• What is asked:
Reproduce the records below in full and without edits, omitting images.

• Exercise data:

──────────

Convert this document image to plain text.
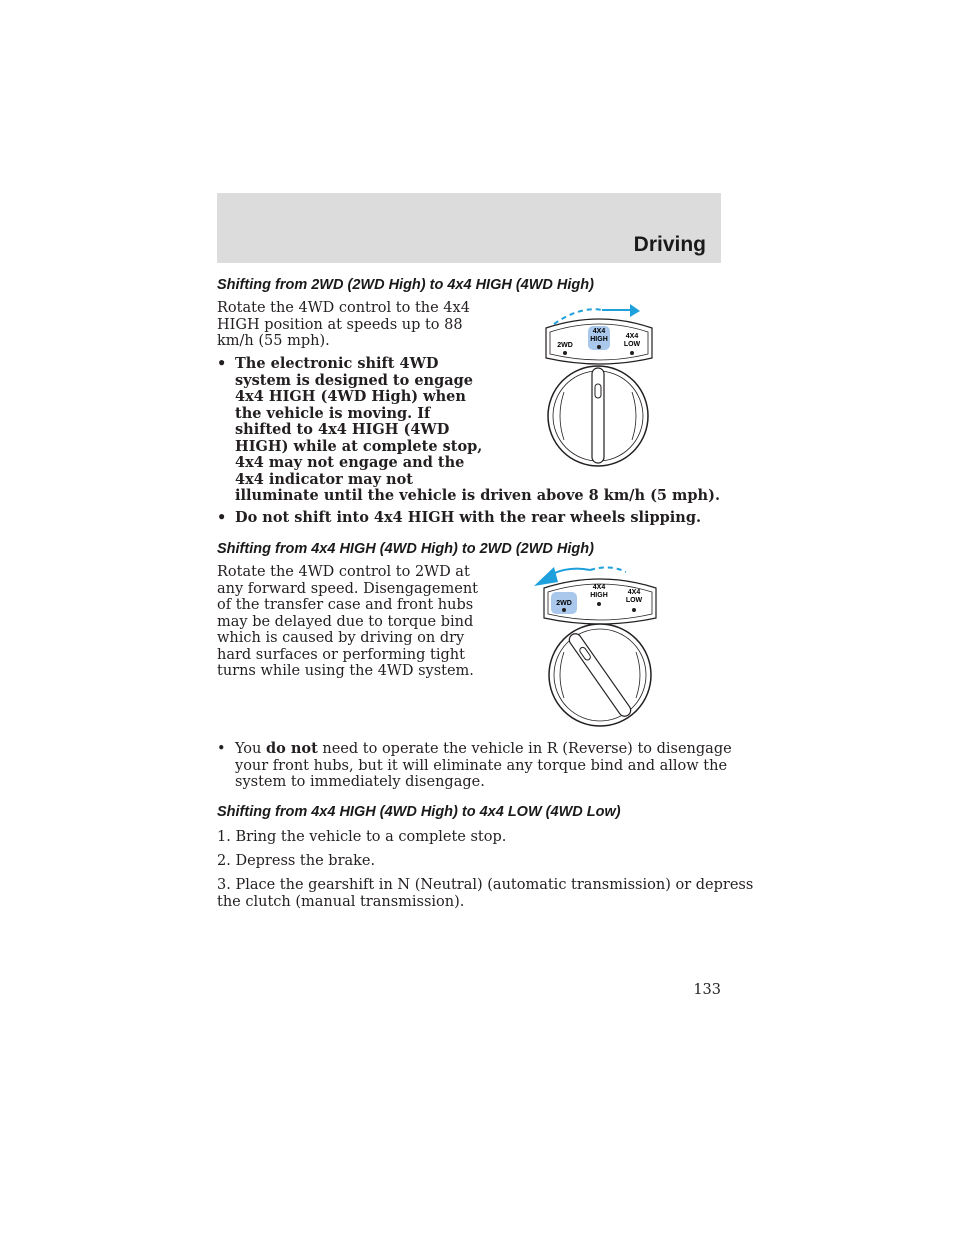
Driving
Shifting from 2WD (2WD High) to 4x4 HIGH (4WD High)
Rotate the 4WD control to the 4x4
HIGH position at speeds up to 88
km/h (55 mph).
• The electronic shift 4WD
system is designed to engage
4x4 HIGH (4WD High) when
the vehicle is moving. If
shifted to 4x4 HIGH (4WD
HIGH) while at complete stop,
4x4 may not engage and the
4x4 indicator may not
illuminate until the vehicle is driven above 8 km/h (5 mph).
• Do not shift into 4x4 HIGH with the rear wheels slipping.
2WD
4X4
HIGH	4X4
LOW
Shifting from 4x4 HIGH (4WD High) to 2WD (2WD High)
Rotate the 4WD control to 2WD at
any forward speed. Disengagement
of the transfer case and front hubs
may be delayed due to torque bind
which is caused by driving on dry
hard surfaces or performing tight
turns while using the 4WD system.
2WD
4X4
HIGH	4X4
LOW
• You do not need to operate the vehicle in R (Reverse) to disengage
your front hubs, but it will eliminate any torque bind and allow the
system to immediately disengage.
Shifting from 4x4 HIGH (4WD High) to 4x4 LOW (4WD Low)
1. Bring the vehicle to a complete stop.
2. Depress the brake.
3. Place the gearshift in N (Neutral) (automatic transmission) or depress
the clutch (manual transmission).
133
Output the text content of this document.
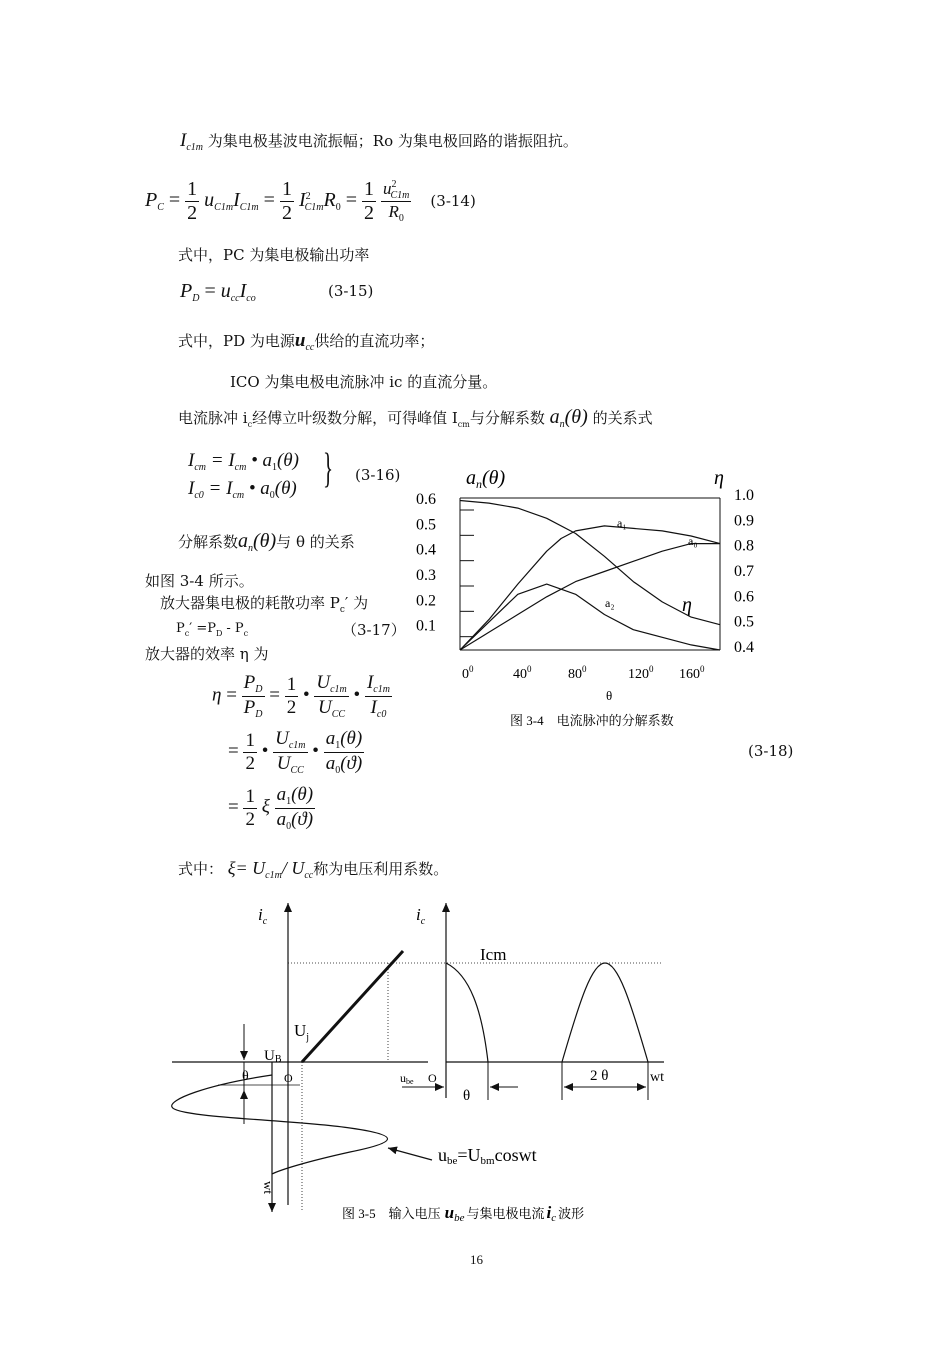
$I_{c1m}$ 为集电极基波电流振幅；Ro 为集电极回路的谐振阻抗。
$P_C = \frac{1}{2} u_{C1m}I_{C1m} = \frac{1}{2} I^2_{C1m}R_0 = \frac{1}{2}$
$\frac{u^2_{C1m}}{R_0} (3-14)$
式中，PC 为集电极输出功率
$P_D = u_{cc}I_{co}$	(3-15)
式中，PD 为电源$u_{cc}$供给的直流功率；
ICO 为集电极电流脉冲 ic 的直流分量。
电流脉冲 $i_c$经傅立叶级数分解，可得峰值 $I_{cm}$与分解系数 $a_n(\theta)$ 的关系式
$I_{cm} = I_{cm}$ • $a_1(\theta)$
$I_{c0} = I_{cm}$ • $a_0(\theta)$ } (3-16)
分解系数$a_n(\theta)$与 θ 的关系
如图 3-4 所示。
放大器集电极的耗散功率 $P_c'$ 为
$P_c' =P_D - P_c$	（3-17）
放大器的效率 η 为
$\eta = \frac{P_D}{P_D} = \frac{1}{2}$ • $\frac{U_{c1m}}{U_{CC}}$ • $\frac{I_{c1m}}{I_{c0}}$
= $\frac{1}{2}$ • $\frac{U_{c1m}}{U_{CC}}$ • $\frac{a_1(\theta)}{a_0(ϑ)}$	(3-18)
= $\frac{1}{2}$ ξ $\frac{a_1(\theta)}{a_0(ϑ)}$
式中： $\xi= U_{c1m}/$ $U_{cc}$称为电压利用系数。
0.6
0.5
0.4
0.3
0.2
0.1
1.0
0.9
0.8
0.7
0.6
0.5
0.4
$0^0$	$40^0$	$80^0$	$120^0$ $160^0$
a₁
a₀
a₂	η
$a_n(\theta)$	η
θ
图 3-4　电流脉冲的分解系数
$i_c$	$i_c$
Icm
$U_j$
UB
θ	O	ube O
θ
2 θ	wt
wt
ube=Ubmcoswt
图 3-5　输入电压 $u_{be}$ 与集电极电流 $i_c$ 波形
16
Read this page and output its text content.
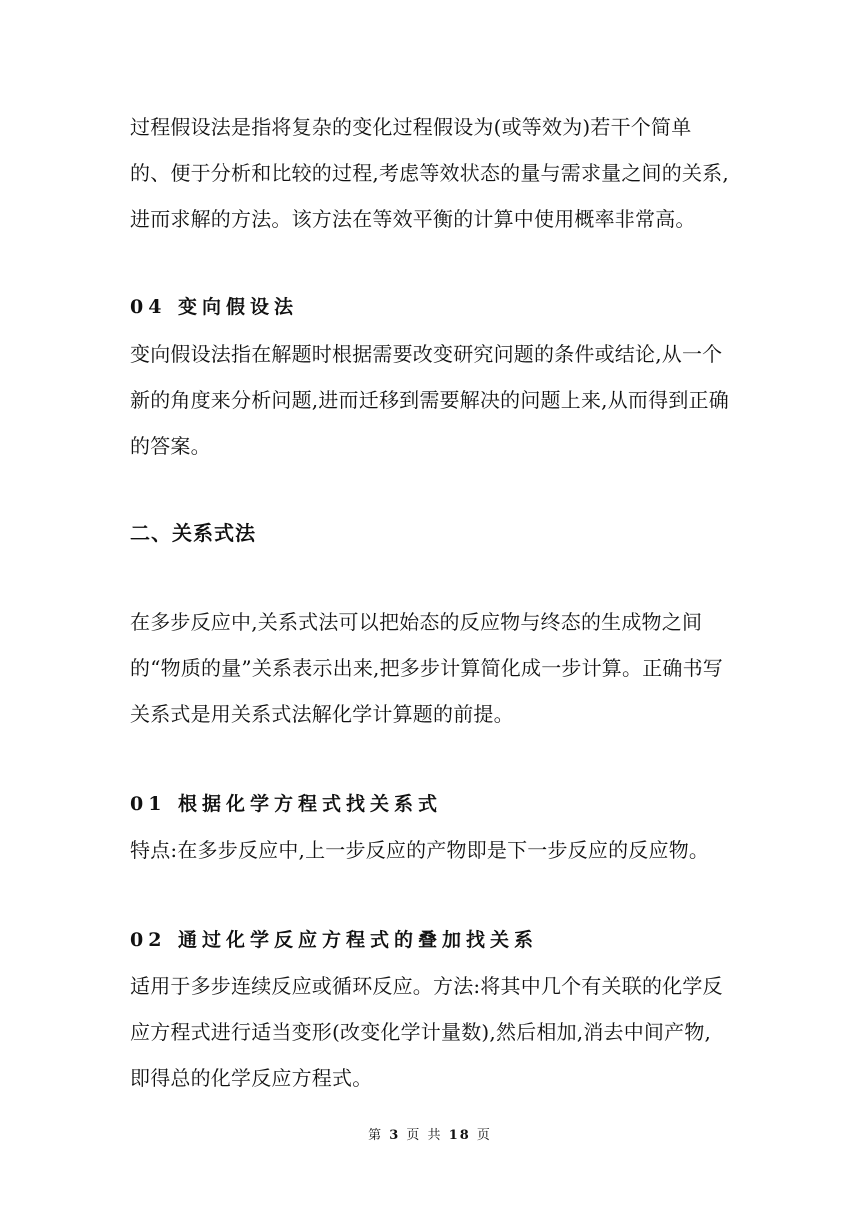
过程假设法是指将复杂的变化过程假设为(或等效为)若干个简单的、便于分析和比较的过程,考虑等效状态的量与需求量之间的关系,进而求解的方法。该方法在等效平衡的计算中使用概率非常高。

04 变向假设法

变向假设法指在解题时根据需要改变研究问题的条件或结论,从一个新的角度来分析问题,进而迁移到需要解决的问题上来,从而得到正确的答案。

二、关系式法

在多步反应中,关系式法可以把始态的反应物与终态的生成物之间的“物质的量”关系表示出来,把多步计算简化成一步计算。正确书写关系式是用关系式法解化学计算题的前提。

01 根据化学方程式找关系式

特点:在多步反应中,上一步反应的产物即是下一步反应的反应物。

02 通过化学反应方程式的叠加找关系

适用于多步连续反应或循环反应。方法:将其中几个有关联的化学反应方程式进行适当变形(改变化学计量数),然后相加,消去中间产物,即得总的化学反应方程式。

第 3 页 共 18 页
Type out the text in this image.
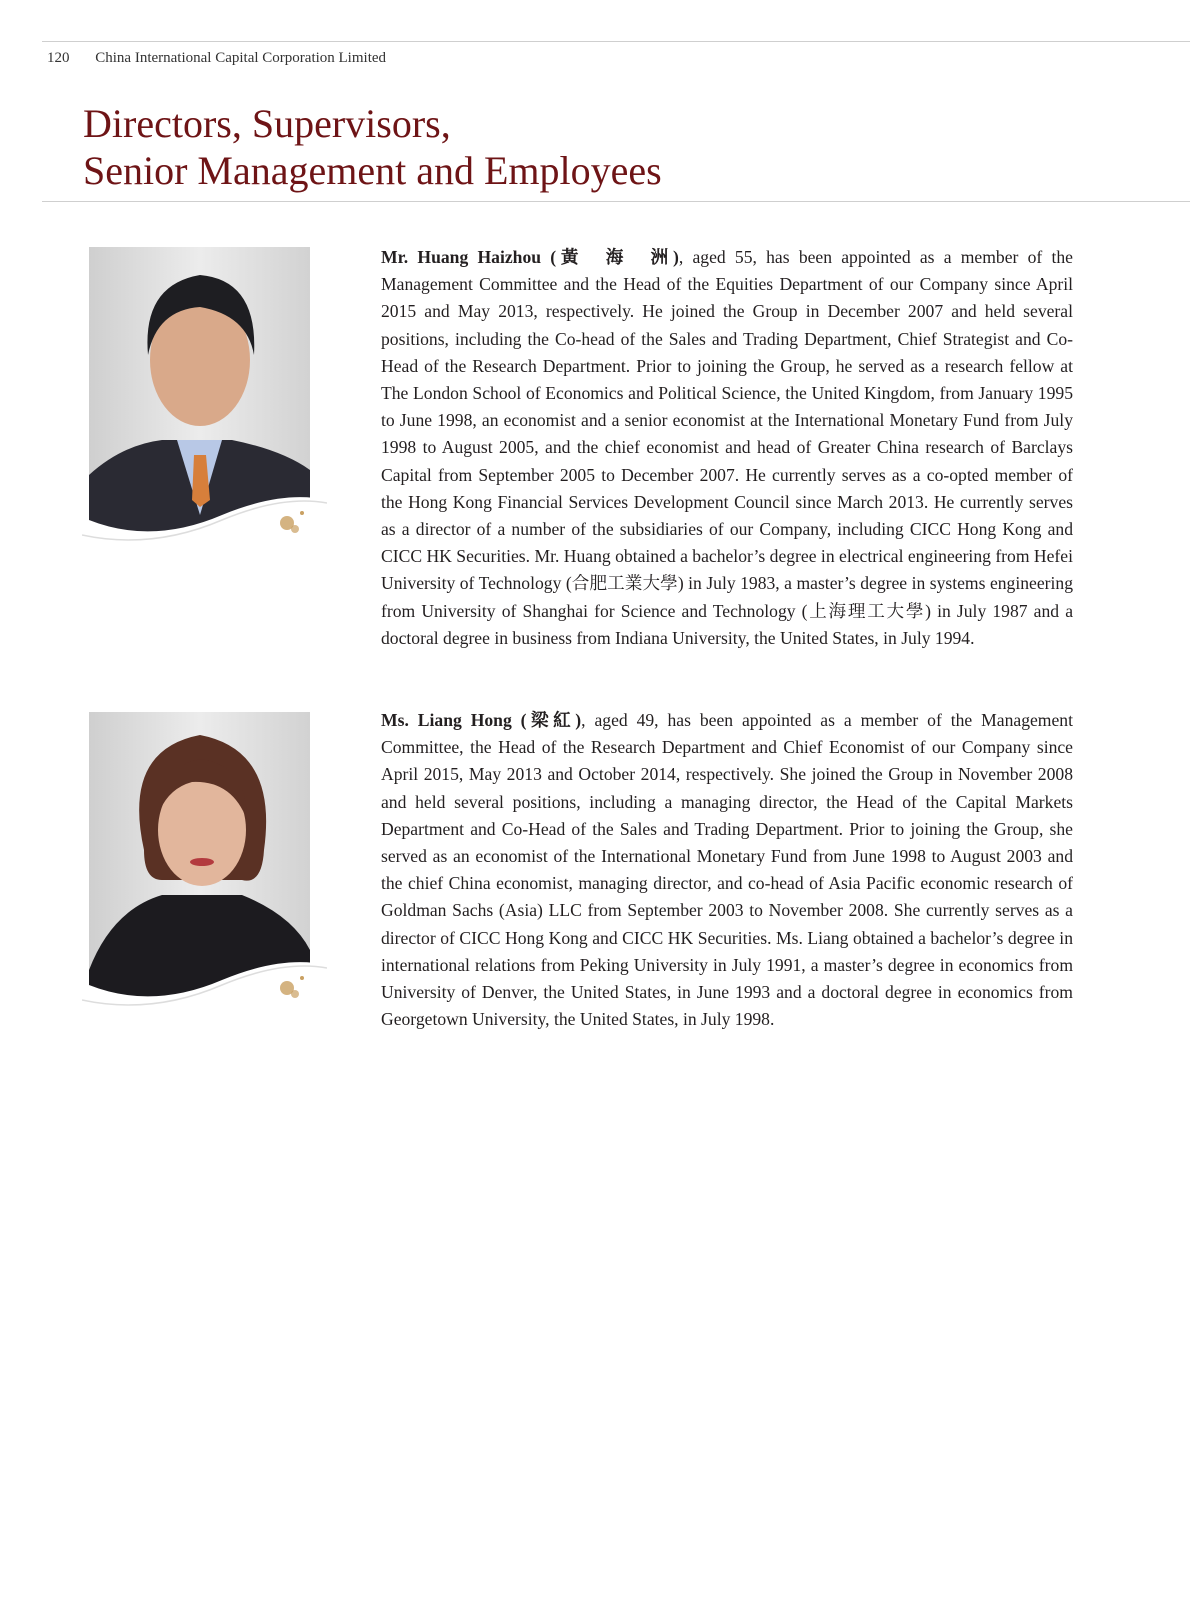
120 China International Capital Corporation Limited
Directors, Supervisors,
Senior Management and Employees

Mr. Huang Haizhou (黃　海　洲), aged 55, has been appointed as a member of the Management Committee and the Head of the Equities Department of our Company since April 2015 and May 2013, respectively. He joined the Group in December 2007 and held several positions, including the Co-head of the Sales and Trading Department, Chief Strategist and Co-Head of the Research Department. Prior to joining the Group, he served as a research fellow at The London School of Economics and Political Science, the United Kingdom, from January 1995 to June 1998, an economist and a senior economist at the International Monetary Fund from July 1998 to August 2005, and the chief economist and head of Greater China research of Barclays Capital from September 2005 to December 2007. He currently serves as a co-opted member of the Hong Kong Financial Services Development Council since March 2013. He currently serves as a director of a number of the subsidiaries of our Company, including CICC Hong Kong and CICC HK Securities. Mr. Huang obtained a bachelor’s degree in electrical engineering from Hefei University of Technology (合肥工業大學) in July 1983, a master’s degree in systems engineering from University of Shanghai for Science and Technology (上海理工大學) in July 1987 and a doctoral degree in business from Indiana University, the United States, in July 1994.

Ms. Liang Hong (梁紅), aged 49, has been appointed as a member of the Management Committee, the Head of the Research Department and Chief Economist of our Company since April 2015, May 2013 and October 2014, respectively. She joined the Group in November 2008 and held several positions, including a managing director, the Head of the Capital Markets Department and Co-Head of the Sales and Trading Department. Prior to joining the Group, she served as an economist of the International Monetary Fund from June 1998 to August 2003 and the chief China economist, managing director, and co-head of Asia Pacific economic research of Goldman Sachs (Asia) LLC from September 2003 to November 2008. She currently serves as a director of CICC Hong Kong and CICC HK Securities. Ms. Liang obtained a bachelor’s degree in international relations from Peking University in July 1991, a master’s degree in economics from University of Denver, the United States, in June 1993 and a doctoral degree in economics from Georgetown University, the United States, in July 1998.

──────────

• In response:
Convert this document image to plain text.
Driving
Shifting from 2WD (2WD High) to 4x4 HIGH (4WD High)
Rotate the 4WD control to the 4x4
HIGH position at speeds up to 88
km/h (55 mph).
• The electronic shift 4WD
system is designed to engage
4x4 HIGH (4WD High) when
the vehicle is moving. If
shifted to 4x4 HIGH (4WD
HIGH) while at complete stop,
4x4 may not engage and the
4x4 indicator may not
illuminate until the vehicle is driven above 8 km/h (5 mph).
• Do not shift into 4x4 HIGH with the rear wheels slipping.
2WD
4X4
HIGH	4X4
LOW
Shifting from 4x4 HIGH (4WD High) to 2WD (2WD High)
Rotate the 4WD control to 2WD at
any forward speed. Disengagement
of the transfer case and front hubs
may be delayed due to torque bind
which is caused by driving on dry
hard surfaces or performing tight
turns while using the 4WD system.
2WD
4X4
HIGH	4X4
LOW
• You do not need to operate the vehicle in R (Reverse) to disengage
your front hubs, but it will eliminate any torque bind and allow the
system to immediately disengage.
Shifting from 4x4 HIGH (4WD High) to 4x4 LOW (4WD Low)
1. Bring the vehicle to a complete stop.
2. Depress the brake.
3. Place the gearshift in N (Neutral) (automatic transmission) or depress
the clutch (manual transmission).
133
Output the text content of this document.
$I_{c1m}$ 为集电极基波电流振幅；Ro 为集电极回路的谐振阻抗。
$P_C = \frac{1}{2} u_{C1m}I_{C1m} = \frac{1}{2} I^2_{C1m}R_0 = \frac{1}{2}$
$\frac{u^2_{C1m}}{R_0} (3-14)$
式中，PC 为集电极输出功率
$P_D = u_{cc}I_{co}$	(3-15)
式中，PD 为电源$u_{cc}$供给的直流功率；
ICO 为集电极电流脉冲 ic 的直流分量。
电流脉冲 $i_c$经傅立叶级数分解，可得峰值 $I_{cm}$与分解系数 $a_n(\theta)$ 的关系式
$I_{cm} = I_{cm}$ • $a_1(\theta)$
$I_{c0} = I_{cm}$ • $a_0(\theta)$ } (3-16)
分解系数$a_n(\theta)$与 θ 的关系
如图 3-4 所示。
放大器集电极的耗散功率 $P_c'$ 为
$P_c' =P_D - P_c$	（3-17）
放大器的效率 η 为
$\eta = \frac{P_D}{P_D} = \frac{1}{2}$ • $\frac{U_{c1m}}{U_{CC}}$ • $\frac{I_{c1m}}{I_{c0}}$
= $\frac{1}{2}$ • $\frac{U_{c1m}}{U_{CC}}$ • $\frac{a_1(\theta)}{a_0(ϑ)}$	(3-18)
= $\frac{1}{2}$ ξ $\frac{a_1(\theta)}{a_0(ϑ)}$
式中： $\xi= U_{c1m}/$ $U_{cc}$称为电压利用系数。
0.6
0.5
0.4
0.3
0.2
0.1
1.0
0.9
0.8
0.7
0.6
0.5
0.4
$0^0$	$40^0$	$80^0$	$120^0$ $160^0$
a₁
a₀
a₂	η
$a_n(\theta)$	η
θ
图 3-4　电流脉冲的分解系数
$i_c$	$i_c$
Icm
$U_j$
UB
θ	O	ube O
θ
2 θ	wt
wt
ube=Ubmcoswt
图 3-5　输入电压 $u_{be}$ 与集电极电流 $i_c$ 波形
16
Read this page and output its text content.
过程假设法是指将复杂的变化过程假设为(或等效为)若干个简单的、便于分析和比较的过程,考虑等效状态的量与需求量之间的关系,进而求解的方法。该方法在等效平衡的计算中使用概率非常高。

04 变向假设法

变向假设法指在解题时根据需要改变研究问题的条件或结论,从一个新的角度来分析问题,进而迁移到需要解决的问题上来,从而得到正确的答案。

二、关系式法

在多步反应中,关系式法可以把始态的反应物与终态的生成物之间的“物质的量”关系表示出来,把多步计算简化成一步计算。正确书写关系式是用关系式法解化学计算题的前提。

01 根据化学方程式找关系式

特点:在多步反应中,上一步反应的产物即是下一步反应的反应物。

02 通过化学反应方程式的叠加找关系

适用于多步连续反应或循环反应。方法:将其中几个有关联的化学反应方程式进行适当变形(改变化学计量数),然后相加,消去中间产物,即得总的化学反应方程式。

第 3 页 共 18 页
Type out the text in this image.
120 China International Capital Corporation Limited
Directors, Supervisors,
Senior Management and Employees

Mr. Huang Haizhou (黃　海　洲), aged 55, has been appointed as a member of the Management Committee and the Head of the Equities Department of our Company since April 2015 and May 2013, respectively. He joined the Group in December 2007 and held several positions, including the Co-head of the Sales and Trading Department, Chief Strategist and Co-Head of the Research Department. Prior to joining the Group, he served as a research fellow at The London School of Economics and Political Science, the United Kingdom, from January 1995 to June 1998, an economist and a senior economist at the International Monetary Fund from July 1998 to August 2005, and the chief economist and head of Greater China research of Barclays Capital from September 2005 to December 2007. He currently serves as a co-opted member of the Hong Kong Financial Services Development Council since March 2013. He currently serves as a director of a number of the subsidiaries of our Company, including CICC Hong Kong and CICC HK Securities. Mr. Huang obtained a bachelor’s degree in electrical engineering from Hefei University of Technology (合肥工業大學) in July 1983, a master’s degree in systems engineering from University of Shanghai for Science and Technology (上海理工大學) in July 1987 and a doctoral degree in business from Indiana University, the United States, in July 1994.

Ms. Liang Hong (梁紅), aged 49, has been appointed as a member of the Management Committee, the Head of the Research Department and Chief Economist of our Company since April 2015, May 2013 and October 2014, respectively. She joined the Group in November 2008 and held several positions, including a managing director, the Head of the Capital Markets Department and Co-Head of the Sales and Trading Department. Prior to joining the Group, she served as an economist of the International Monetary Fund from June 1998 to August 2003 and the chief China economist, managing director, and co-head of Asia Pacific economic research of Goldman Sachs (Asia) LLC from September 2003 to November 2008. She currently serves as a director of CICC Hong Kong and CICC HK Securities. Ms. Liang obtained a bachelor’s degree in international relations from Peking University in July 1991, a master’s degree in economics from University of Denver, the United States, in June 1993 and a doctoral degree in economics from Georgetown University, the United States, in July 1998.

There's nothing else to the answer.